*Items*.
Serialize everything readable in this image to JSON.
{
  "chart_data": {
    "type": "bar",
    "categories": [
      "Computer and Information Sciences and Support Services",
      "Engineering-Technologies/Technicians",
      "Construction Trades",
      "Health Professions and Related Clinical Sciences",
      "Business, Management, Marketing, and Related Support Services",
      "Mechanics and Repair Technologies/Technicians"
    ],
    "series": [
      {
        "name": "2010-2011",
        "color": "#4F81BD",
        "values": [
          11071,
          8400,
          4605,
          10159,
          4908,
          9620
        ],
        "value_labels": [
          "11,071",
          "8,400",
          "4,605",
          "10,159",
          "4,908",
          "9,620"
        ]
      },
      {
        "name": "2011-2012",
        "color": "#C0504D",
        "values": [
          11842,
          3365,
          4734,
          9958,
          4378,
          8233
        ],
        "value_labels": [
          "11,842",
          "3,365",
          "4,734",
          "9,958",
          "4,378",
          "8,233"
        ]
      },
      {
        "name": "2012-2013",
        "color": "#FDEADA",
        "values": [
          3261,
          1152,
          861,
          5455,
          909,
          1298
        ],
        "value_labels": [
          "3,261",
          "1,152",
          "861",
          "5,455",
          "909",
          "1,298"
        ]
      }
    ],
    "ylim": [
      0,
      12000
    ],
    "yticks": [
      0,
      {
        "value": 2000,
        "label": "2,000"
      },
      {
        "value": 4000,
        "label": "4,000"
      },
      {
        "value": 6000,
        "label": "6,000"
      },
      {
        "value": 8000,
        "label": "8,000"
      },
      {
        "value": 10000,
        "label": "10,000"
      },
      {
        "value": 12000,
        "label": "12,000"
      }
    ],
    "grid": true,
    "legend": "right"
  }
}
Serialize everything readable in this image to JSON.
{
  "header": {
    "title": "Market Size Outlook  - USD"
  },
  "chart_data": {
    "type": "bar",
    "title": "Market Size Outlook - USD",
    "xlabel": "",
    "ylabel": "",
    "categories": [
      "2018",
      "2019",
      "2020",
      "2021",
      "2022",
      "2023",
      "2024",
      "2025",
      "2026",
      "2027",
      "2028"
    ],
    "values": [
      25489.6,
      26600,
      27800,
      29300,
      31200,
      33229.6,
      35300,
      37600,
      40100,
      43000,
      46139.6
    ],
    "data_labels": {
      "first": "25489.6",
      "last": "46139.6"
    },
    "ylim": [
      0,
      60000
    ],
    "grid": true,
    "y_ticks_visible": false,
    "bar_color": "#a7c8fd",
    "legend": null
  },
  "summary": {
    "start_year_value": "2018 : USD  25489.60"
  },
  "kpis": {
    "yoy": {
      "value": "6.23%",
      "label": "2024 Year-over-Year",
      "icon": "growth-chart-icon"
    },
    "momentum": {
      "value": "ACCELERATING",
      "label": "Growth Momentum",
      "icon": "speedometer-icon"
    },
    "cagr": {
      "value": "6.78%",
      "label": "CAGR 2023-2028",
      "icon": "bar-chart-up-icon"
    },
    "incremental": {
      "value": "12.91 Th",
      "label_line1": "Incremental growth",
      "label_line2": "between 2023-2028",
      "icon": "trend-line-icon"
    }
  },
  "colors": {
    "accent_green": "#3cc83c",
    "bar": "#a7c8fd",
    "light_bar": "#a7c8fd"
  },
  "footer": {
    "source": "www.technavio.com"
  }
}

*Directive*.
Each line above that holds the string "Size" should be copied and shown.

*Answer to this exercise*.
    "title": "Market Size Outlook  - USD"
    "title": "Market Size Outlook - USD",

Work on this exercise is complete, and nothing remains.